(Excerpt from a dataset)
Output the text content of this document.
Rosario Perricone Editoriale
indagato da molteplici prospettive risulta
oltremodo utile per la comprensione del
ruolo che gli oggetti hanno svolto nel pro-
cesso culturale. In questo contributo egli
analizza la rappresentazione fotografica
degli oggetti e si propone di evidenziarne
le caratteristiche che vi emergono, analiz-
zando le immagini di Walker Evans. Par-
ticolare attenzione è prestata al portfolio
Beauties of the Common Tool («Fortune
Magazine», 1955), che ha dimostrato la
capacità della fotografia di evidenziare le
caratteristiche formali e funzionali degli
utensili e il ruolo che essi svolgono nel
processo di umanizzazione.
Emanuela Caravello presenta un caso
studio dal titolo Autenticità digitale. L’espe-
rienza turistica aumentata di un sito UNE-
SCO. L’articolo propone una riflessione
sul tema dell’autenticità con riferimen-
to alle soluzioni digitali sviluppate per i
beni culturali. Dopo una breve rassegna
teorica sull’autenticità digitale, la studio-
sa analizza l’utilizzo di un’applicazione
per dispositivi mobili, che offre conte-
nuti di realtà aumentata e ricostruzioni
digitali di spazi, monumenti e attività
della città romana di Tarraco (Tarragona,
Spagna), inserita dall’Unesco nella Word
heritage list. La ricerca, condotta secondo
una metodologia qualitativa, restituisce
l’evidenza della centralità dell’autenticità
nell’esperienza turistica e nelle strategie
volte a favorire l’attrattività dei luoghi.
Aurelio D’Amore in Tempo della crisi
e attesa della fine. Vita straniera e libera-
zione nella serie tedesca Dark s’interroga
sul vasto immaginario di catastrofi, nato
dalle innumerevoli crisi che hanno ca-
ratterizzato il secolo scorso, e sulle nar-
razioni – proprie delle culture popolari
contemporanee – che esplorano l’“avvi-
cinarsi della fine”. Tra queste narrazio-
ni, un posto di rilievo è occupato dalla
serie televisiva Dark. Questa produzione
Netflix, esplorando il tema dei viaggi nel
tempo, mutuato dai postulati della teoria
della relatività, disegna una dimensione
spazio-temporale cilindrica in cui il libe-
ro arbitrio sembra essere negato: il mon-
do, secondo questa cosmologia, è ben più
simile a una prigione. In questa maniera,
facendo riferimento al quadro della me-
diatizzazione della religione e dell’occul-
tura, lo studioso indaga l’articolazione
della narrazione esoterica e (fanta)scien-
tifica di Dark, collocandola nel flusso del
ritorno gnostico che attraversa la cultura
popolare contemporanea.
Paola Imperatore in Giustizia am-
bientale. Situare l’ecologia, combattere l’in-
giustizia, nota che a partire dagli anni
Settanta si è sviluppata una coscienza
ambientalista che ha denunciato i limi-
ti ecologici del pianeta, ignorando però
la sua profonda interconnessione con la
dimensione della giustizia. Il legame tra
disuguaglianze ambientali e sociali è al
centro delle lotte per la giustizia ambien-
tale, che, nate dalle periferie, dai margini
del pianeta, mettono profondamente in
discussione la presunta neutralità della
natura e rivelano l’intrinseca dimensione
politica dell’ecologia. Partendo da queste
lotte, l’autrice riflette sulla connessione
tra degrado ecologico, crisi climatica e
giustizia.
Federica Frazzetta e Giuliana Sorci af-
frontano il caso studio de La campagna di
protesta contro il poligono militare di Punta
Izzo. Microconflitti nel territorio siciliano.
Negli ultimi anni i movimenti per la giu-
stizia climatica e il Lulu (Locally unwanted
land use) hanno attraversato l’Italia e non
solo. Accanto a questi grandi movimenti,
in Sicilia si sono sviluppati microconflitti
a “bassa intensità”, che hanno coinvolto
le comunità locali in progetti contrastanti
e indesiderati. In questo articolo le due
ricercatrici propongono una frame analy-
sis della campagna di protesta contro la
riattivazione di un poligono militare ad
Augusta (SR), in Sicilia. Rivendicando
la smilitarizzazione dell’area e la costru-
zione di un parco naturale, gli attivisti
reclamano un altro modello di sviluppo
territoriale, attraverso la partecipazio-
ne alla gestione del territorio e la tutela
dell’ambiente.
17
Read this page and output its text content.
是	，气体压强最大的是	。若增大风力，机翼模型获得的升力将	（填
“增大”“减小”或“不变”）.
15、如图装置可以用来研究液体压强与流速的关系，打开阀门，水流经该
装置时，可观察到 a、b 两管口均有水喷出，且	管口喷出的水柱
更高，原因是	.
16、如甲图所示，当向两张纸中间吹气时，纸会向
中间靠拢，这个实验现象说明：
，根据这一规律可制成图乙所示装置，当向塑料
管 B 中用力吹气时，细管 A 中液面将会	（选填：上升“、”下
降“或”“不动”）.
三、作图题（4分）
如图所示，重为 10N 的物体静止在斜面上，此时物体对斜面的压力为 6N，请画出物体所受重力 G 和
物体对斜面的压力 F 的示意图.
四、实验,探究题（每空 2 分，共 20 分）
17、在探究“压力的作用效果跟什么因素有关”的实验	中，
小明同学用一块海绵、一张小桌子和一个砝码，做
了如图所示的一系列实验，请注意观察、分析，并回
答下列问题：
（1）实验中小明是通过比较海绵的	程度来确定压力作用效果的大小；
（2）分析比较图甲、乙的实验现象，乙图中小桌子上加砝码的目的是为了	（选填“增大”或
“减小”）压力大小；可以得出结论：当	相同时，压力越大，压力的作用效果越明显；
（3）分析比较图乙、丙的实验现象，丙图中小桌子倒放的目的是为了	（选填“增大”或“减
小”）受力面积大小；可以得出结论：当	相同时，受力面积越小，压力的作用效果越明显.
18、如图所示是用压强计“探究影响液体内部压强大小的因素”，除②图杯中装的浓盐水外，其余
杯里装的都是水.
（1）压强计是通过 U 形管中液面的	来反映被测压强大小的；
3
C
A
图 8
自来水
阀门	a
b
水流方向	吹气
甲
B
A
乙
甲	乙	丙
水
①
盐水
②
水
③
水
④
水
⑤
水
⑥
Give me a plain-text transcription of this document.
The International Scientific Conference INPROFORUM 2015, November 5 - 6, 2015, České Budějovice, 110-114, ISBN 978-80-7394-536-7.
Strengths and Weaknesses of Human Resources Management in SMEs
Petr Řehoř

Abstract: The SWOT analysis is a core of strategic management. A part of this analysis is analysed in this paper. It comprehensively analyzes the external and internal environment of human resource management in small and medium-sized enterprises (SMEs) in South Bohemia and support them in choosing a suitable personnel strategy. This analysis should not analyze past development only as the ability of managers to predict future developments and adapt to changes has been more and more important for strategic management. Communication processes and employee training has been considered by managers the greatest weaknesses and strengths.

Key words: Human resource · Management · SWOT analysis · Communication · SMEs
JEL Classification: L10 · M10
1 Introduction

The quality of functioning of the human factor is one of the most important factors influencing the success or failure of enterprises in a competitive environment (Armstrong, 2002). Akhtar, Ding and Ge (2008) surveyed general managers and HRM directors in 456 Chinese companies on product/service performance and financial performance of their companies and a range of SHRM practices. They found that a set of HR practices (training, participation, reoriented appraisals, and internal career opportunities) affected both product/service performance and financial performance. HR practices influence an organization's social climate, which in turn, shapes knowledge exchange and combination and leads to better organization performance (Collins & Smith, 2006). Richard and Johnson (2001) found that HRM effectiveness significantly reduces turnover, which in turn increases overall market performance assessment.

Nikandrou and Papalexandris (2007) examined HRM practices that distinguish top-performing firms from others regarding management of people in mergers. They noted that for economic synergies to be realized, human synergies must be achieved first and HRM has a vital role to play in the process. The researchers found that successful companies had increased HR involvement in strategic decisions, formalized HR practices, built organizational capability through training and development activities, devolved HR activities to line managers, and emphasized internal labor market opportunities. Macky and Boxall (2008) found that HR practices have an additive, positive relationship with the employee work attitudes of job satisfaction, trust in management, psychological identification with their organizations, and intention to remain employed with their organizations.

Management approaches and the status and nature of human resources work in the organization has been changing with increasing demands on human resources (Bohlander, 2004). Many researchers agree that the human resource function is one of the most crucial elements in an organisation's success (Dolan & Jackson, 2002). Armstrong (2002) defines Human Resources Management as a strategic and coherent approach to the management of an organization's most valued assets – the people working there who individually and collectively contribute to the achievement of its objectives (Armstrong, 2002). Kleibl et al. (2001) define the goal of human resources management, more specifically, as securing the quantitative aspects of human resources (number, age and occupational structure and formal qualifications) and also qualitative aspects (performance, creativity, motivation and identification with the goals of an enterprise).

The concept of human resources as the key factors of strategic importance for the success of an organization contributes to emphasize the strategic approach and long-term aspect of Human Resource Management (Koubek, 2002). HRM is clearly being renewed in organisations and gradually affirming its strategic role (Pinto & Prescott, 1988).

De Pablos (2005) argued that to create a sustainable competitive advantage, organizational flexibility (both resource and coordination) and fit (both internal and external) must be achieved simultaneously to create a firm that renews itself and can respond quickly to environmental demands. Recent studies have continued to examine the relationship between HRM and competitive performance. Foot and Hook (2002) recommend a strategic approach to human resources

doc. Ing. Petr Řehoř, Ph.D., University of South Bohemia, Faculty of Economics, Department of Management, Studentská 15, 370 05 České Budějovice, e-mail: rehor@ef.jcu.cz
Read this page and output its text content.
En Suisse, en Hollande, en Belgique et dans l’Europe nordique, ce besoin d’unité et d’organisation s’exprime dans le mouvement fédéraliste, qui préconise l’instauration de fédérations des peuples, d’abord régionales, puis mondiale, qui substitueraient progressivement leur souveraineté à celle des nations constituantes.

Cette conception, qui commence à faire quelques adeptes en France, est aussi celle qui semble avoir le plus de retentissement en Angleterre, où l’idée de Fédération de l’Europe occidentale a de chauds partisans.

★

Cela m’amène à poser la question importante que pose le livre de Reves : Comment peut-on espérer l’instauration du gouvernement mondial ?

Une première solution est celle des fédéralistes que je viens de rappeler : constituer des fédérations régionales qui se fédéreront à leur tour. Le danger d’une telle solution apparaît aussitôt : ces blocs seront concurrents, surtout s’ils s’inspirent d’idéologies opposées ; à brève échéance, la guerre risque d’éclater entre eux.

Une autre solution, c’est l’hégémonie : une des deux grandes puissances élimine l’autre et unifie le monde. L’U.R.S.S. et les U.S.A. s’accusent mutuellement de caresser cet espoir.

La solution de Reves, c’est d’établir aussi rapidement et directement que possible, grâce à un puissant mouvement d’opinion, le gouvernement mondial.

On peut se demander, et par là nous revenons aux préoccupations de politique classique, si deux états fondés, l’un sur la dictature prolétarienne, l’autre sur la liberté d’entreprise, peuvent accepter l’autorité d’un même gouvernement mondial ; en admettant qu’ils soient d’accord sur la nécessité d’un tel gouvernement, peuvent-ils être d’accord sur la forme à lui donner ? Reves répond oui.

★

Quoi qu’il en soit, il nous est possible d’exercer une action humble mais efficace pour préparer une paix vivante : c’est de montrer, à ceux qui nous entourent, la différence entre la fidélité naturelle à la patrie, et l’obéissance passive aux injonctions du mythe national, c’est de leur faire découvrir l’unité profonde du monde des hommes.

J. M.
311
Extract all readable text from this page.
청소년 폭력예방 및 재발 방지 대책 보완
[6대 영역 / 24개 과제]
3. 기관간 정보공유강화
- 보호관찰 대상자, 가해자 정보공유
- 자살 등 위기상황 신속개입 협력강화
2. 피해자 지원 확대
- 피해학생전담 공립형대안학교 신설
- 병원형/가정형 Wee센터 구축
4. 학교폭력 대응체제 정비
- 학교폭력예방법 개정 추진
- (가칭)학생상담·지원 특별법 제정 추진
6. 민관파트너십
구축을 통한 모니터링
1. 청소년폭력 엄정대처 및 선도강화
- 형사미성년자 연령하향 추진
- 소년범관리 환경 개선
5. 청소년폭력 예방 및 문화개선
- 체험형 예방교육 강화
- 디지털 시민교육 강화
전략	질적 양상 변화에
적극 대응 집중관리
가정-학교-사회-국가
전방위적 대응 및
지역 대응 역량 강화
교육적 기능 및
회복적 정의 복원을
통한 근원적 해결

What to produce
Pick each line holding the word "anni" out of the listing.

Exercise result
giustizia, nota che a partire dagli anni
Negli ultimi anni i movimenti per la giu-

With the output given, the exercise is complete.